### THE RECORDS

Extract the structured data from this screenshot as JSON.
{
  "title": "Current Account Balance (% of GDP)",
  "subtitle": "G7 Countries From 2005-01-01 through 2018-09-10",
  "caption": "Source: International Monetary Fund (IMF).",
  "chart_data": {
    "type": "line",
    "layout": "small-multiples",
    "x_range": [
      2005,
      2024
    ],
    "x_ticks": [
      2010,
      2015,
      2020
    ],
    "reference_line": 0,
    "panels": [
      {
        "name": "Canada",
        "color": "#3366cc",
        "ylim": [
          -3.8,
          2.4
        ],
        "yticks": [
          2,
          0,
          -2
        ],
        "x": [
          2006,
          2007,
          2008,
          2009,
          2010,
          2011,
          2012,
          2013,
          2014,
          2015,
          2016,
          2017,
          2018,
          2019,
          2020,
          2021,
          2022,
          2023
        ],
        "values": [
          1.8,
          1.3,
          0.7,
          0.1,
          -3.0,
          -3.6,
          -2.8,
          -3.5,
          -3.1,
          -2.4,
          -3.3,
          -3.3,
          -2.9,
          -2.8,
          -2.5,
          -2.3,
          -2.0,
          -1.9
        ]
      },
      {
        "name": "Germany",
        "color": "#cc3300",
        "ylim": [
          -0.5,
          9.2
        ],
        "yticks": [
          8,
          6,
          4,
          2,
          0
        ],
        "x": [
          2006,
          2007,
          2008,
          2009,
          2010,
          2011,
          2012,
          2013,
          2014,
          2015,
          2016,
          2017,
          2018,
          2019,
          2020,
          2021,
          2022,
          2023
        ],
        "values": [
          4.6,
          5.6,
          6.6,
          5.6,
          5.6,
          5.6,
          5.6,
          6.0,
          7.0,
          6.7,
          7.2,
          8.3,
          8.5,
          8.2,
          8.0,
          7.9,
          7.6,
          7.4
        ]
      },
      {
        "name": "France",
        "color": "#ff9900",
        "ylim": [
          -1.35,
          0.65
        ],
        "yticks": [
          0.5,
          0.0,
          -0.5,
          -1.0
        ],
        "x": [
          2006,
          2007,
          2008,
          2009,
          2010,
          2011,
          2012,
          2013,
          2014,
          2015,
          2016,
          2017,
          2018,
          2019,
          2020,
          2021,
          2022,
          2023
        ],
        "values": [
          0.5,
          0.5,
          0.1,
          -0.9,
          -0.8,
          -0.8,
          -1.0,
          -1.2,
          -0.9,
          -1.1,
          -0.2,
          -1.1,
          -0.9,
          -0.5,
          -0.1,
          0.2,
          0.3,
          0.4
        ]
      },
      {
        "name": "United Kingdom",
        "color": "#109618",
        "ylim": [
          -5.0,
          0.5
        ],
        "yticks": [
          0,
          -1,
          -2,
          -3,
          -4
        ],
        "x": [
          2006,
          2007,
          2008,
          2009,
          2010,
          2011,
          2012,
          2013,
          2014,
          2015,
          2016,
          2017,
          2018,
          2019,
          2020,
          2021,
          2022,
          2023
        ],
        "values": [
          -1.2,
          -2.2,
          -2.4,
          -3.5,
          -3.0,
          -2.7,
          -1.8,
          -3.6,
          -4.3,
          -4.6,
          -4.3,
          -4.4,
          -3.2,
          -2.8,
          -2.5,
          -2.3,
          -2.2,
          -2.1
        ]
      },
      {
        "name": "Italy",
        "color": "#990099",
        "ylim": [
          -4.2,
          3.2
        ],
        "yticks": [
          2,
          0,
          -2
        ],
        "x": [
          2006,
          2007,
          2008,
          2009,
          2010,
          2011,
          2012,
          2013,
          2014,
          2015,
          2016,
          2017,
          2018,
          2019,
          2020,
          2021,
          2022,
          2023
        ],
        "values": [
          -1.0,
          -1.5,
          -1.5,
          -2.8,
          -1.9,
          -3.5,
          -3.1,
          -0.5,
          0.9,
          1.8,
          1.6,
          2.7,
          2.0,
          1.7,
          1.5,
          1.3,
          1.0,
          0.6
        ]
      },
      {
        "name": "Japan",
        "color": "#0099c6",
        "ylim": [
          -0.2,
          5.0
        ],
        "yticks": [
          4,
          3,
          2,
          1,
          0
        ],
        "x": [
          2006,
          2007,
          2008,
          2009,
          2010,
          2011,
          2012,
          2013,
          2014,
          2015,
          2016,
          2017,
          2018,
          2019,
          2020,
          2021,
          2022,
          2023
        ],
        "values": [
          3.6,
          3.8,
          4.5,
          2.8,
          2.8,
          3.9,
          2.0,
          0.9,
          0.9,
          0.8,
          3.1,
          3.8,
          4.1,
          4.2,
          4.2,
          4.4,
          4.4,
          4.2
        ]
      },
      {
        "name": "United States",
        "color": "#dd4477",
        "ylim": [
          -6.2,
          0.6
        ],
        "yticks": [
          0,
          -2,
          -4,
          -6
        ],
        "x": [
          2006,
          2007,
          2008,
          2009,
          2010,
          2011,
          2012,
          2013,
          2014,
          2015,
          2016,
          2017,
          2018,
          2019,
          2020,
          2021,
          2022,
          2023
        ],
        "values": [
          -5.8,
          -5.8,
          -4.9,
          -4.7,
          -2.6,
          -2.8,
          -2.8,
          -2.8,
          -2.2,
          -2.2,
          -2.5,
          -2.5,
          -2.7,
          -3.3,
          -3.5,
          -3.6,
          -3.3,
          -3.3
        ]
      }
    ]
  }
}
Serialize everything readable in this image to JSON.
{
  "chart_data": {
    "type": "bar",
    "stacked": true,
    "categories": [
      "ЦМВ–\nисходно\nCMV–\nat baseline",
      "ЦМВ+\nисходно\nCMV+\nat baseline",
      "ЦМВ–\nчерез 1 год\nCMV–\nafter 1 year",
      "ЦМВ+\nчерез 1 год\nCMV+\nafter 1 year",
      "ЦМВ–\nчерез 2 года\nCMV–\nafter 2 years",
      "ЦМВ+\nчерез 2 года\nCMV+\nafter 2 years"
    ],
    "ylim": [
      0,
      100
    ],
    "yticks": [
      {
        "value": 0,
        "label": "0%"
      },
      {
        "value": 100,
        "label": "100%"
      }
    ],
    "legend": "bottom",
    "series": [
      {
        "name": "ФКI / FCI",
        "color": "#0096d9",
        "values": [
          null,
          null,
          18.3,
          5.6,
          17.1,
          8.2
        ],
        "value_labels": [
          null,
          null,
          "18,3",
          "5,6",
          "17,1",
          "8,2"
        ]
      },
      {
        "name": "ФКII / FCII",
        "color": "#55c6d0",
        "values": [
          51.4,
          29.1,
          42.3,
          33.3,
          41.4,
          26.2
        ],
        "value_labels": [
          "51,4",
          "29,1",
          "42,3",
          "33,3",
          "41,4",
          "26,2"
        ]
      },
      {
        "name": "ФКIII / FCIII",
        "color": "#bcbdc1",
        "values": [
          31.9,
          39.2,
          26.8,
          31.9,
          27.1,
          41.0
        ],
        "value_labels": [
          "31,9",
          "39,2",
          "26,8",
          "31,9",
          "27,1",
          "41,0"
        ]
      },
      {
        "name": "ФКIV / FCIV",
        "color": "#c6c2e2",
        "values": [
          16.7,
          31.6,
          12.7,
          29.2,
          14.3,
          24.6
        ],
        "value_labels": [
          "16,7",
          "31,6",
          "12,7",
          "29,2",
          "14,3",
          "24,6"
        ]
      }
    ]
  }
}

######

#### [WORK TO COMPLETE]
From the data above, copy each line that holds "United".

#### [THE RESULT]
        "name": "United Kingdom",
        "name": "United States",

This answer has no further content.